--- Recorded data ---

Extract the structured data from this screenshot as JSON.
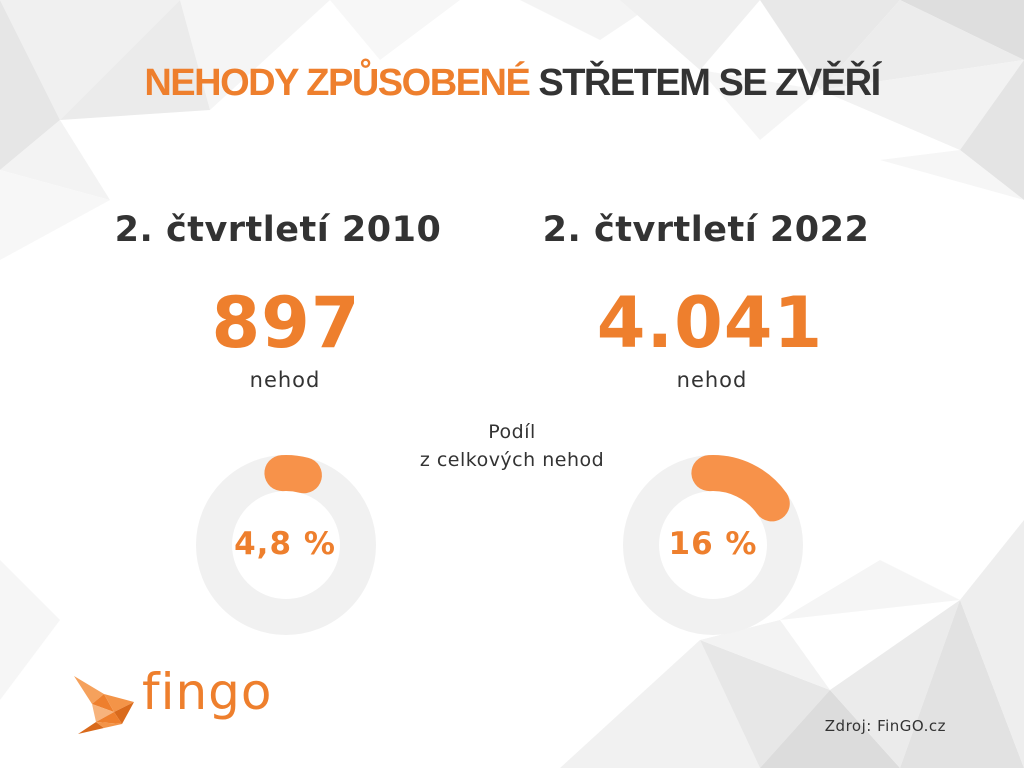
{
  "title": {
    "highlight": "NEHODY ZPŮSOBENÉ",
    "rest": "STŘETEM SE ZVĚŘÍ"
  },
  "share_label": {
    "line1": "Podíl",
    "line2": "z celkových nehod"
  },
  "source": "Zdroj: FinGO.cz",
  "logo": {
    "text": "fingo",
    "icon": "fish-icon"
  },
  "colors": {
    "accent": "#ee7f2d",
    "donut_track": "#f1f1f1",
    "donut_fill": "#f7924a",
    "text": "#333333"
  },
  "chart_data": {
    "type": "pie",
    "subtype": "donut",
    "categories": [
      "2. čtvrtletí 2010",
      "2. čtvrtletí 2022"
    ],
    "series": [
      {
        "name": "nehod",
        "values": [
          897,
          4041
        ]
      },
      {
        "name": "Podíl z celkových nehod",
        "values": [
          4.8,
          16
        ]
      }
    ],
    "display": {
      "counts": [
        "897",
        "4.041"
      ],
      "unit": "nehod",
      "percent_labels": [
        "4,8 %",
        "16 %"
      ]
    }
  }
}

---
--- Recorded data ---

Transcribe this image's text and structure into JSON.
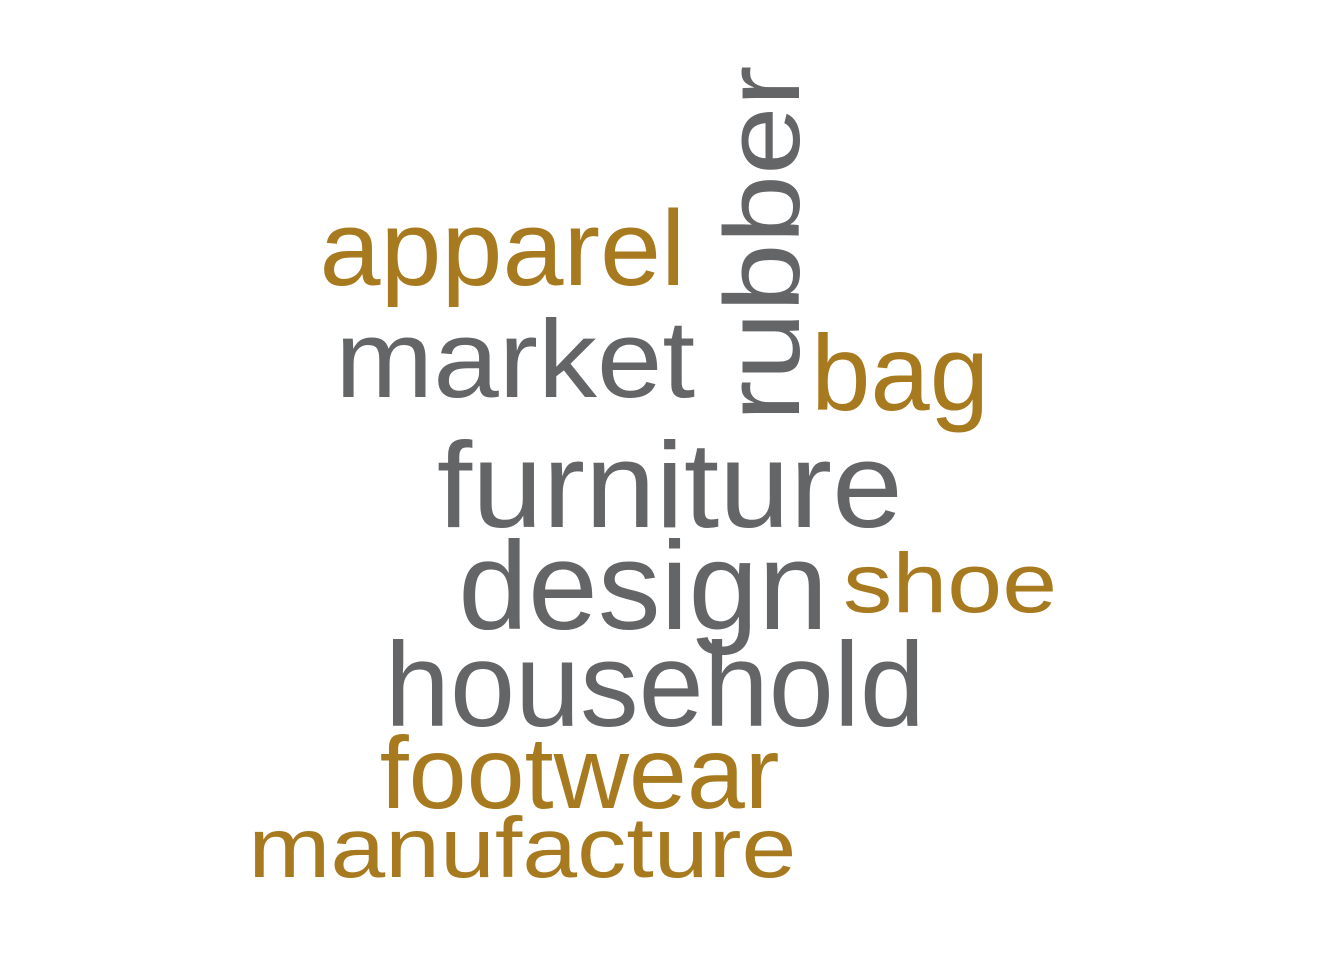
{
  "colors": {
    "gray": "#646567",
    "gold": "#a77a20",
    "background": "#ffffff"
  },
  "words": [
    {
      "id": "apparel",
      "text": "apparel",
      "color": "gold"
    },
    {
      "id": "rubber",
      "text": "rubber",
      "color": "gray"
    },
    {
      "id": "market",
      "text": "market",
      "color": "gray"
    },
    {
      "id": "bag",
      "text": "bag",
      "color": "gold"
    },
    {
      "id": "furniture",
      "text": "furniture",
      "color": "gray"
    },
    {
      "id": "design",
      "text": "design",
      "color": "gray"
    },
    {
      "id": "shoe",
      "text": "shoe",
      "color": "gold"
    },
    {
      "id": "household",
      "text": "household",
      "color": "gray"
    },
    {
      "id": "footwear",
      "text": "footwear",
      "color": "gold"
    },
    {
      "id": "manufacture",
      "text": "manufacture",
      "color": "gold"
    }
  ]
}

---

* Instructions to follow
From the data above, copy out every line with the string "this" in it.

* Written reply
Extract the structured data from this screenshot as JSON.
Transcribe this image's text and structure into JSON.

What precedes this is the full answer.